=== Problem ===
Select all lines holding the word "image" from the entries that follow.

=== Exercise input ===
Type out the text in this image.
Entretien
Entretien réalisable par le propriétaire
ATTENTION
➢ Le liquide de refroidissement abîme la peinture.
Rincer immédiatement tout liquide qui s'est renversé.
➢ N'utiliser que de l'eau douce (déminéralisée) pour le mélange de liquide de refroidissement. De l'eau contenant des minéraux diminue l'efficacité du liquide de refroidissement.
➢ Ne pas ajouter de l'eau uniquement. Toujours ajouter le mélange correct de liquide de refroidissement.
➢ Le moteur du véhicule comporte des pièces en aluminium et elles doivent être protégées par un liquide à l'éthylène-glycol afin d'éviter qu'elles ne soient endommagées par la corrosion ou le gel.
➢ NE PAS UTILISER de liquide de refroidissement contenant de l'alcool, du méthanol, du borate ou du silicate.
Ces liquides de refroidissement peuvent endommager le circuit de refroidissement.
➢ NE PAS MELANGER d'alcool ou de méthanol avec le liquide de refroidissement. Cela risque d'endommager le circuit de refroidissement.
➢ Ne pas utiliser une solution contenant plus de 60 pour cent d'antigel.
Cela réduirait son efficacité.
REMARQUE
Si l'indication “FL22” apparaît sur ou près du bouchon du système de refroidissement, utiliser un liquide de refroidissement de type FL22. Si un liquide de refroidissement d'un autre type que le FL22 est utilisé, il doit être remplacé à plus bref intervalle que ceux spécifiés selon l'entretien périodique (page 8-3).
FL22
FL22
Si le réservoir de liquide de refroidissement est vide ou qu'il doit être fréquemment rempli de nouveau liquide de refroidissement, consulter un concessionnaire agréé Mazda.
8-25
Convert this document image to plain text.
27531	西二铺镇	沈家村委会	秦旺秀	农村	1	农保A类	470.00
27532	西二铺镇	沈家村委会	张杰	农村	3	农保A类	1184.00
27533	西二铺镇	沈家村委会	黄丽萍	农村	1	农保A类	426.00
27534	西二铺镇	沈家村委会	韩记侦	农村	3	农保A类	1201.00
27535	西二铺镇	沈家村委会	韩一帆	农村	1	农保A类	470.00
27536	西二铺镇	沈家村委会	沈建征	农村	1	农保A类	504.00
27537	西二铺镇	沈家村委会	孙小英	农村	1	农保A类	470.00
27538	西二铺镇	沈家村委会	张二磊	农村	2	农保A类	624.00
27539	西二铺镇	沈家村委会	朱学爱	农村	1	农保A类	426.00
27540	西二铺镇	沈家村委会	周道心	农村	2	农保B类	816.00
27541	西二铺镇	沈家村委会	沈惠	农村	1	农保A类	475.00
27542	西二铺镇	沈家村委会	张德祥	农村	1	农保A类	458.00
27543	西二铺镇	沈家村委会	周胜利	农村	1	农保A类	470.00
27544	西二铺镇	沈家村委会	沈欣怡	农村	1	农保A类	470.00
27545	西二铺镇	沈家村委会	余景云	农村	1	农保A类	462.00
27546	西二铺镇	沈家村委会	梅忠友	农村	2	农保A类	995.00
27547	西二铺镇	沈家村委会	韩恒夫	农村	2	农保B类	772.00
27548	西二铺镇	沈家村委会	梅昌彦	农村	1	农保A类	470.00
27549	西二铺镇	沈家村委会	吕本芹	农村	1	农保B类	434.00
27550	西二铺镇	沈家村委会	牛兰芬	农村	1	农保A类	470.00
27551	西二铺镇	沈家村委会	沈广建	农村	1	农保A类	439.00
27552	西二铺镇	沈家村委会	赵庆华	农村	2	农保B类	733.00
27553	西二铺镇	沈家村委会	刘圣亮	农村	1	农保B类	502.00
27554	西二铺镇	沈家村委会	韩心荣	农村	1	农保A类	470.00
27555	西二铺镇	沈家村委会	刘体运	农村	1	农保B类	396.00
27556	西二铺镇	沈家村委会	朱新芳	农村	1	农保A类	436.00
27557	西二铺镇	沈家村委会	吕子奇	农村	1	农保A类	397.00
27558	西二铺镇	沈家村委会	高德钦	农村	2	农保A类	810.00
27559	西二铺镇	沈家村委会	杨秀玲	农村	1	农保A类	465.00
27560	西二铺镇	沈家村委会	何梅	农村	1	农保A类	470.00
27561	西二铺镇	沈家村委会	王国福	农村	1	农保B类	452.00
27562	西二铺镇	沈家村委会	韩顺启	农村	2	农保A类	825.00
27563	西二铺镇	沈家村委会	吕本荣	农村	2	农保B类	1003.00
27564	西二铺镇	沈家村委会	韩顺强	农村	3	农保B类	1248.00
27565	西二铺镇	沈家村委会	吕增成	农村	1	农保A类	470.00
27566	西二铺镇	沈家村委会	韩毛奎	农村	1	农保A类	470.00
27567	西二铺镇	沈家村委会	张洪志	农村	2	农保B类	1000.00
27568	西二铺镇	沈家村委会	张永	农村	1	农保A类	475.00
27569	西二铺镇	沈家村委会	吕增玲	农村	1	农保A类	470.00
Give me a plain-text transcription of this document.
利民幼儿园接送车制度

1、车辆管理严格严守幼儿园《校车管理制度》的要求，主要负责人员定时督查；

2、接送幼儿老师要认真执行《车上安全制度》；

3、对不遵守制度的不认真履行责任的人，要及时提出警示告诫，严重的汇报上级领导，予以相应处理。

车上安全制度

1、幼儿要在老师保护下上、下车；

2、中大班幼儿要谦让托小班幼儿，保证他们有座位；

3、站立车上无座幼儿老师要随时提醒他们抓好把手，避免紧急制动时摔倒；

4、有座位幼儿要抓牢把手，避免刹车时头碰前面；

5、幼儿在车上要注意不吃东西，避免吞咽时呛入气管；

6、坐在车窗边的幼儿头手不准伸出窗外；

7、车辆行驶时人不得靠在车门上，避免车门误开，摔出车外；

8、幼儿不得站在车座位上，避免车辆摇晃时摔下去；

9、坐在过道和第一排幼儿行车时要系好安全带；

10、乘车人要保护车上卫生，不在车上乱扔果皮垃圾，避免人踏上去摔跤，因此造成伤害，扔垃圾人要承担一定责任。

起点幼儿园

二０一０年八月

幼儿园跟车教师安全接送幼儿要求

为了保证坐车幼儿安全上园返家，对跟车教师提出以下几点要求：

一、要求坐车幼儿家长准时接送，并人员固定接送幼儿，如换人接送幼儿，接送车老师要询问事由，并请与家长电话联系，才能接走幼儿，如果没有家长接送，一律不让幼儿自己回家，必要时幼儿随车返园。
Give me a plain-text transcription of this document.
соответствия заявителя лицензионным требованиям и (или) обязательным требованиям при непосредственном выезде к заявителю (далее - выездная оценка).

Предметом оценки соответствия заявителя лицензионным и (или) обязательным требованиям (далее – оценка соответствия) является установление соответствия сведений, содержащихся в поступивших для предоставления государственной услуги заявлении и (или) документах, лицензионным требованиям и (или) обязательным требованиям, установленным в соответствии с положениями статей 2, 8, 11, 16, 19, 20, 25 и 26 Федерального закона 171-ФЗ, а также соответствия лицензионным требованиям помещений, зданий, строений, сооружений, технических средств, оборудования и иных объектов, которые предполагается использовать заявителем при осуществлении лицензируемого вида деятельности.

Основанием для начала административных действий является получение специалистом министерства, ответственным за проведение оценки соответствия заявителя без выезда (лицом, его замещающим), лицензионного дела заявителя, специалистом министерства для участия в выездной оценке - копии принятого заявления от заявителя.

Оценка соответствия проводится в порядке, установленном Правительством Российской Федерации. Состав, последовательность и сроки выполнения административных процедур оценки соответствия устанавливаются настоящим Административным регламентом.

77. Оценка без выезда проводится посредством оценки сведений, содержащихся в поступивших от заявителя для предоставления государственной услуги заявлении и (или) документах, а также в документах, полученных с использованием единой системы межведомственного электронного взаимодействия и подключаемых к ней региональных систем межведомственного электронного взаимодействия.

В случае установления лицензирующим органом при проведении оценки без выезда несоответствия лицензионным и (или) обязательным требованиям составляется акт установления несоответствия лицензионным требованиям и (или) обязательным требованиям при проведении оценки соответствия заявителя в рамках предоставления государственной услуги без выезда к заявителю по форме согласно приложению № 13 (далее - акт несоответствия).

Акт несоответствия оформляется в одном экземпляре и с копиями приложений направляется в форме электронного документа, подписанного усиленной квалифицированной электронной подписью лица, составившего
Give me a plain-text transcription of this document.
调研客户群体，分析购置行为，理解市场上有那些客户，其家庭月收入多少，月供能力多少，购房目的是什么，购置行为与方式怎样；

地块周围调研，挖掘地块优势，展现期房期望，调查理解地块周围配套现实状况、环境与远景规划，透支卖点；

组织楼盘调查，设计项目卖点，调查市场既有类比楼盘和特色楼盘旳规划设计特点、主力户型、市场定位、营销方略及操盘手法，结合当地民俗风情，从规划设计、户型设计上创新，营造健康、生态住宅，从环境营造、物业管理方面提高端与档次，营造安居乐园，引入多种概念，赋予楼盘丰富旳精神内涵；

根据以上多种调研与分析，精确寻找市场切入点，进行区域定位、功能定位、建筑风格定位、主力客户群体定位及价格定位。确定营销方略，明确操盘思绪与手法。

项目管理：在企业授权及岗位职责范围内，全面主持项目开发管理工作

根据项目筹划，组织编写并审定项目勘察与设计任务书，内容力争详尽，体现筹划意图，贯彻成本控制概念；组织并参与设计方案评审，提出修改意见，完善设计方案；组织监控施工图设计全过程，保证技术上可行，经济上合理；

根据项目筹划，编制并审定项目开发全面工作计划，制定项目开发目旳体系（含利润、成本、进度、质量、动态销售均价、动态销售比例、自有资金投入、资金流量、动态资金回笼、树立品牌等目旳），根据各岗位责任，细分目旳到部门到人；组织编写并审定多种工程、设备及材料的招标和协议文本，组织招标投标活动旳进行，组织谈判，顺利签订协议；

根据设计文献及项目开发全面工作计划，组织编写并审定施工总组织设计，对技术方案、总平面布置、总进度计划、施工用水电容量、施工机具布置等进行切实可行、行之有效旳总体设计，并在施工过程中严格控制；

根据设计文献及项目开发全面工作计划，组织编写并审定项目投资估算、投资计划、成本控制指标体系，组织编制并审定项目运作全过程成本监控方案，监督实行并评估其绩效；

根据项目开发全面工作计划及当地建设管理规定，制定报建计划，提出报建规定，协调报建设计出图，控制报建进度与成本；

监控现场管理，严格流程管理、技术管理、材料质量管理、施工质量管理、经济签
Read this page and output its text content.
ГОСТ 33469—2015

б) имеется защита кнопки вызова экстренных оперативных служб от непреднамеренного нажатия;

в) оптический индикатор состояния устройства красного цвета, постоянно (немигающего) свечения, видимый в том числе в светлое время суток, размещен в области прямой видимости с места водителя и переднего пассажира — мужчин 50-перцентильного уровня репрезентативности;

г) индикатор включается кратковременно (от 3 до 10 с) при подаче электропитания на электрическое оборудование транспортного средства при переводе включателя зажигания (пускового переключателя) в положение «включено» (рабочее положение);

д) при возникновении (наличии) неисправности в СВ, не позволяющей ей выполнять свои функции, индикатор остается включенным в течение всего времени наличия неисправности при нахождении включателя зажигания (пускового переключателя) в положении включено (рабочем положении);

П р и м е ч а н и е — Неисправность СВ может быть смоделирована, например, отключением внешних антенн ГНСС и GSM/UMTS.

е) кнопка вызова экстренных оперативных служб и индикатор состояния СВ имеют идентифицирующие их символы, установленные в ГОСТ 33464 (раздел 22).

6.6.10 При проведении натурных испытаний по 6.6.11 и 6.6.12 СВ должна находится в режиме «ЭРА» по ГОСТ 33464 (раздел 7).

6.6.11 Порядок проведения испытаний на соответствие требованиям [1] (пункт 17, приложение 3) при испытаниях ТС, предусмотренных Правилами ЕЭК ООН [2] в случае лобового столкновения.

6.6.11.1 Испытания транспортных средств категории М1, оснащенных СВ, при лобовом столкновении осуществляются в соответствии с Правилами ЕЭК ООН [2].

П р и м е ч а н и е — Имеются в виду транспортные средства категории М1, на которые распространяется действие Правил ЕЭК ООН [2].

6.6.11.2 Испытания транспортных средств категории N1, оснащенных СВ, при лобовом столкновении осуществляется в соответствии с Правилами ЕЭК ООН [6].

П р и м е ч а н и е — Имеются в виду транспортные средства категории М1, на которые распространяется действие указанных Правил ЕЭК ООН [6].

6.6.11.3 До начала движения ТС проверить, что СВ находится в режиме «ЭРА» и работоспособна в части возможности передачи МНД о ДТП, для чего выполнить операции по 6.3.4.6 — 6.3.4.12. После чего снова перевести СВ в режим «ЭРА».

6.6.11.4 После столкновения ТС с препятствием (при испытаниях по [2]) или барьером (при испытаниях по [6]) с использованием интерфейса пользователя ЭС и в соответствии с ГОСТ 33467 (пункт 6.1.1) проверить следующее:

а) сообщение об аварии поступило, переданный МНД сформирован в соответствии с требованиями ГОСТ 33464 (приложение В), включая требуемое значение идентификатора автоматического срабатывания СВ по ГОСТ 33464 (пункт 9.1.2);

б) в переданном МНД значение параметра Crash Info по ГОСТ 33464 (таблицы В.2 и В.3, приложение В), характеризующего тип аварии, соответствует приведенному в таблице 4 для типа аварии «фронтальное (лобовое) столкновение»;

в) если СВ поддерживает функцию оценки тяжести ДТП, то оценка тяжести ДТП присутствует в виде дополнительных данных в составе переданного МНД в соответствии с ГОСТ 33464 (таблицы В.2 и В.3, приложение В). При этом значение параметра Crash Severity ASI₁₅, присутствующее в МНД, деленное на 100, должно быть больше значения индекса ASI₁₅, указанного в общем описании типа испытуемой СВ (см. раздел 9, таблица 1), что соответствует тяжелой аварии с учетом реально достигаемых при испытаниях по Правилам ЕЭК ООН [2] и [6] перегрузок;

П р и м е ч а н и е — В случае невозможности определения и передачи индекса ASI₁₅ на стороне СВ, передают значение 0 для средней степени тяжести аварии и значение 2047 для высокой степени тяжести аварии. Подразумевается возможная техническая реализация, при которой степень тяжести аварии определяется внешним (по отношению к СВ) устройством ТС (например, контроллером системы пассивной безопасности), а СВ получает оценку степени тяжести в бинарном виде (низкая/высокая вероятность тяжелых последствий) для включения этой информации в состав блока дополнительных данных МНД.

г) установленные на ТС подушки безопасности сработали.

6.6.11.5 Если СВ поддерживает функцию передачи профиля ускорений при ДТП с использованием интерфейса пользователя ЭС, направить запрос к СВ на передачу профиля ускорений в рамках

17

=== Task response ===
Type out the text in this image.
Convert this document image to plain text.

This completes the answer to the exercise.